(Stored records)
|---|

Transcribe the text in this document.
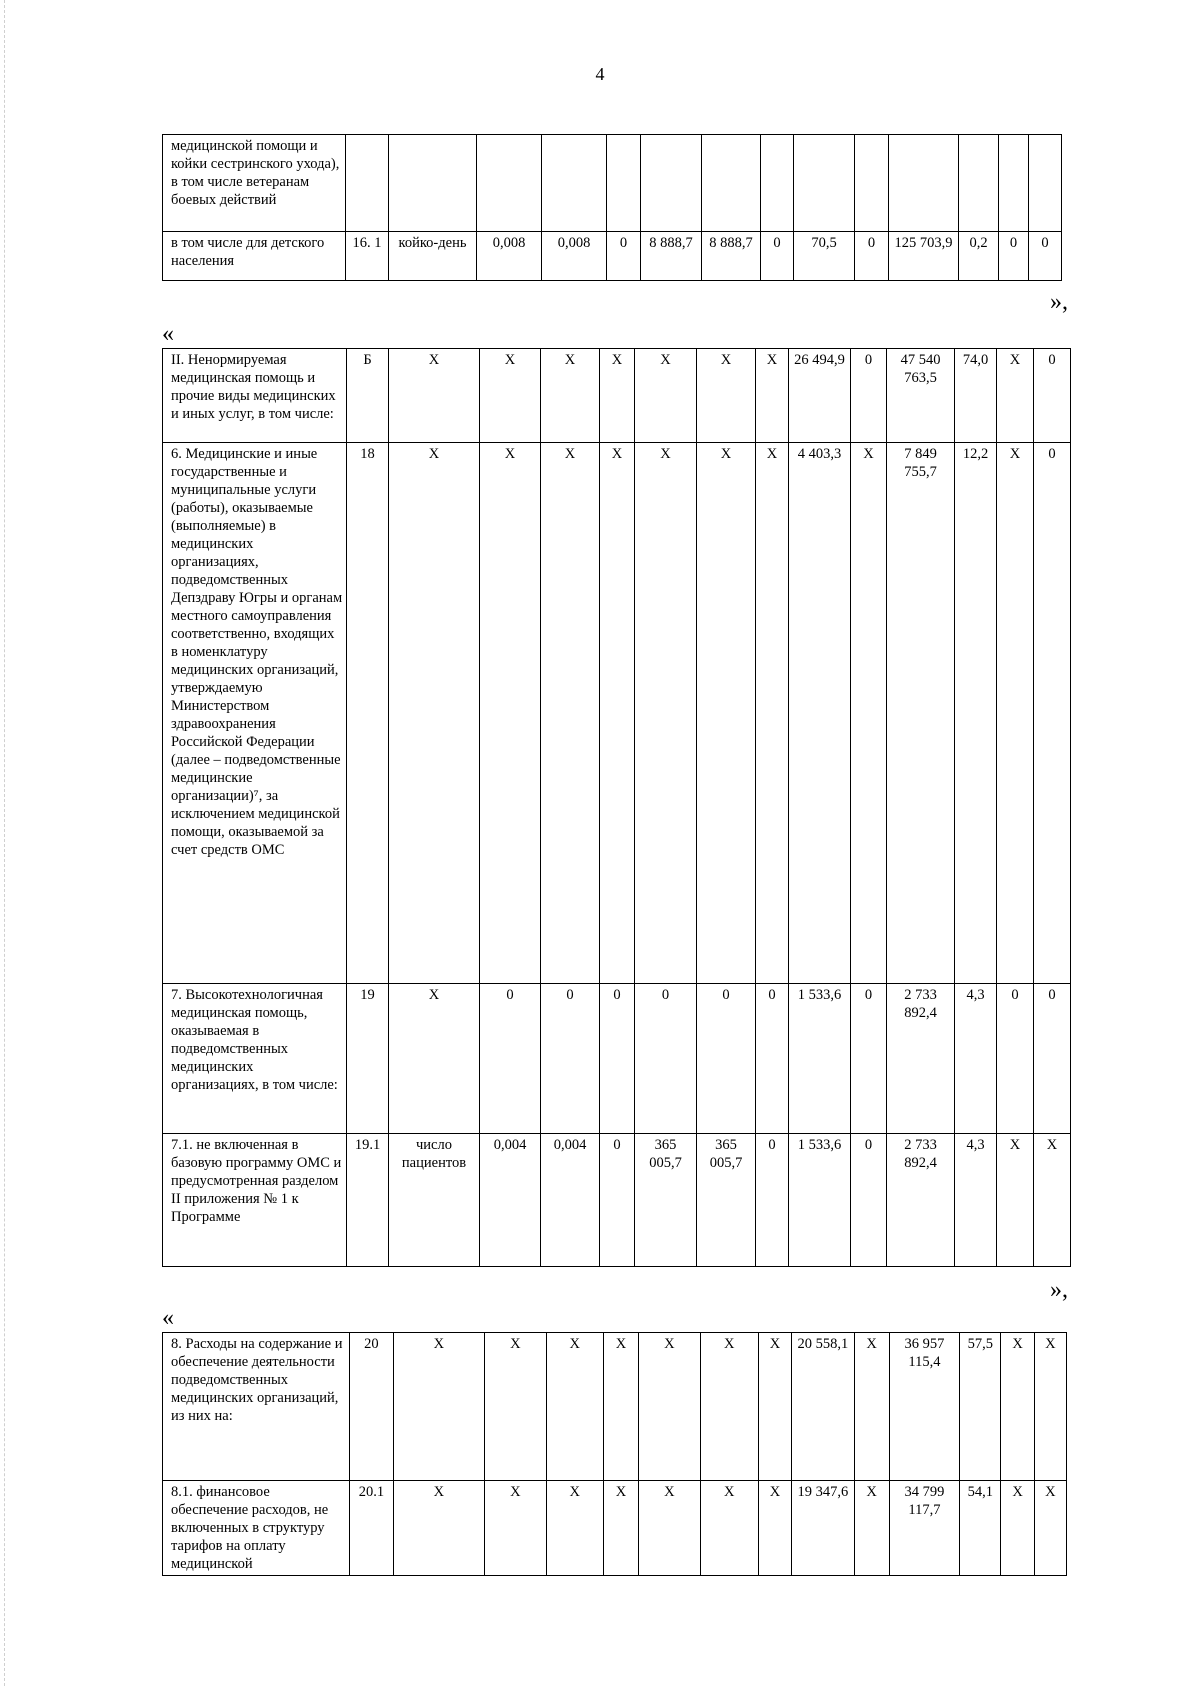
4
медицинской помощи и койки сестринского ухода), в том числе ветеранам боевых действий														
в том числе для детского населения	16. 1	койко-день	0,008	0,008	0	8 888,7	8 888,7	0	70,5	0	125 703,9	0,2	0	0
»,
«
II. Ненормируемая медицинская помощь и прочие виды медицинских и иных услуг, в том числе:	Б	X	X	X	X	X	X	X	26 494,9	0	47 540 763,5	74,0	X	0
6. Медицинские и иные государственные и муниципальные услуги (работы), оказываемые (выполняемые) в медицинских организациях, подведомственных Депздраву Югры и органам местного самоуправления соответственно, входящих в номенклатуру медицинских организаций, утверждаемую Министерством здравоохранения Российской Федерации (далее – подведомственные медицинские организации)⁷, за исключением медицинской помощи, оказываемой за счет средств ОМС	18	X	X	X	X	X	X	X	4 403,3	X	7 849 755,7	12,2	X	0
7. Высокотехнологичная медицинская помощь, оказываемая в подведомственных медицинских организациях, в том числе:	19	X	0	0	0	0	0	0	1 533,6	0	2 733 892,4	4,3	0	0
7.1. не включенная в базовую программу ОМС и предусмотренная разделом II приложения № 1 к Программе	19.1	число пациентов	0,004	0,004	0	365 005,7	365 005,7	0	1 533,6	0	2 733 892,4	4,3	X	X
»,
«
8. Расходы на содержание и обеспечение деятельности подведомственных медицинских организаций, из них на:	20	X	X	X	X	X	X	X	20 558,1	X	36 957 115,4	57,5	X	X
8.1. финансовое обеспечение расходов, не включенных в структуру тарифов на оплату медицинской	20.1	X	X	X	X	X	X	X	19 347,6	X	34 799 117,7	54,1	X	X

|---|

Write out the records above once more, word for word, with no pictures.

Completed task
Transcribe the text in this document.
4
медицинской помощи и койки сестринского ухода), в том числе ветеранам боевых действий														
в том числе для детского населения	16. 1	койко-день	0,008	0,008	0	8 888,7	8 888,7	0	70,5	0	125 703,9	0,2	0	0
»,
«
II. Ненормируемая медицинская помощь и прочие виды медицинских и иных услуг, в том числе:	Б	X	X	X	X	X	X	X	26 494,9	0	47 540 763,5	74,0	X	0
6. Медицинские и иные государственные и муниципальные услуги (работы), оказываемые (выполняемые) в медицинских организациях, подведомственных Депздраву Югры и органам местного самоуправления соответственно, входящих в номенклатуру медицинских организаций, утверждаемую Министерством здравоохранения Российской Федерации (далее – подведомственные медицинские организации)⁷, за исключением медицинской помощи, оказываемой за счет средств ОМС	18	X	X	X	X	X	X	X	4 403,3	X	7 849 755,7	12,2	X	0
7. Высокотехнологичная медицинская помощь, оказываемая в подведомственных медицинских организациях, в том числе:	19	X	0	0	0	0	0	0	1 533,6	0	2 733 892,4	4,3	0	0
7.1. не включенная в базовую программу ОМС и предусмотренная разделом II приложения № 1 к Программе	19.1	число пациентов	0,004	0,004	0	365 005,7	365 005,7	0	1 533,6	0	2 733 892,4	4,3	X	X
»,
«
8. Расходы на содержание и обеспечение деятельности подведомственных медицинских организаций, из них на:	20	X	X	X	X	X	X	X	20 558,1	X	36 957 115,4	57,5	X	X
8.1. финансовое обеспечение расходов, не включенных в структуру тарифов на оплату медицинской	20.1	X	X	X	X	X	X	X	19 347,6	X	34 799 117,7	54,1	X	X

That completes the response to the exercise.